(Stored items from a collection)
========================================
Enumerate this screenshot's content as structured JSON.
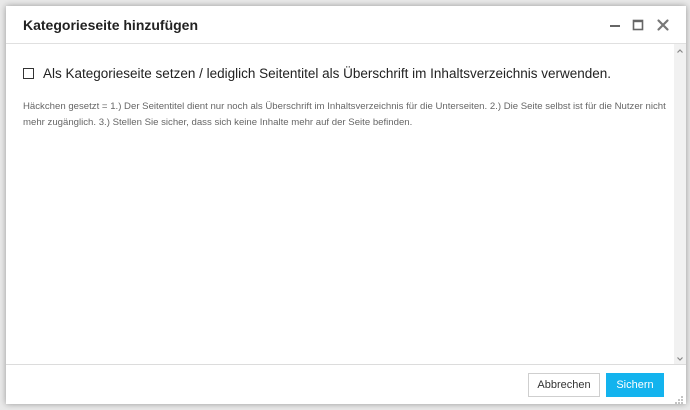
{
  "dialog": {
    "title": "Kategorieseite hinzufügen",
    "window_controls": {
      "minimize_icon": "minimize-icon",
      "maximize_icon": "maximize-icon",
      "close_icon": "close-icon"
    }
  },
  "form": {
    "category_checkbox": {
      "checked": false,
      "label": "Als Kategorieseite setzen / lediglich Seitentitel als Überschrift im Inhaltsverzeichnis verwenden."
    },
    "hint_text": "Häckchen gesetzt = 1.) Der Seitentitel dient nur noch als Überschrift im Inhaltsverzeichnis für die Unterseiten. 2.) Die Seite selbst ist für die Nutzer nicht mehr zugänglich. 3.) Stellen Sie sicher, dass sich keine Inhalte mehr auf der Seite befinden."
  },
  "footer": {
    "cancel_label": "Abbrechen",
    "save_label": "Sichern"
  },
  "colors": {
    "accent": "#13b3ee",
    "title_text": "#222222",
    "hint_text": "#666666"
  }
}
========================================
- **TASK PROMPT**
Using the data above, print every line exactly, omitting pictures.

- **WORKED SOLUTION**
Enumerate this screenshot's content as structured JSON.
{
  "dialog": {
    "title": "Kategorieseite hinzufügen",
    "window_controls": {
      "minimize_icon": "minimize-icon",
      "maximize_icon": "maximize-icon",
      "close_icon": "close-icon"
    }
  },
  "form": {
    "category_checkbox": {
      "checked": false,
      "label": "Als Kategorieseite setzen / lediglich Seitentitel als Überschrift im Inhaltsverzeichnis verwenden."
    },
    "hint_text": "Häckchen gesetzt = 1.) Der Seitentitel dient nur noch als Überschrift im Inhaltsverzeichnis für die Unterseiten. 2.) Die Seite selbst ist für die Nutzer nicht mehr zugänglich. 3.) Stellen Sie sicher, dass sich keine Inhalte mehr auf der Seite befinden."
  },
  "footer": {
    "cancel_label": "Abbrechen",
    "save_label": "Sichern"
  },
  "colors": {
    "accent": "#13b3ee",
    "title_text": "#222222",
    "hint_text": "#666666"
  }
}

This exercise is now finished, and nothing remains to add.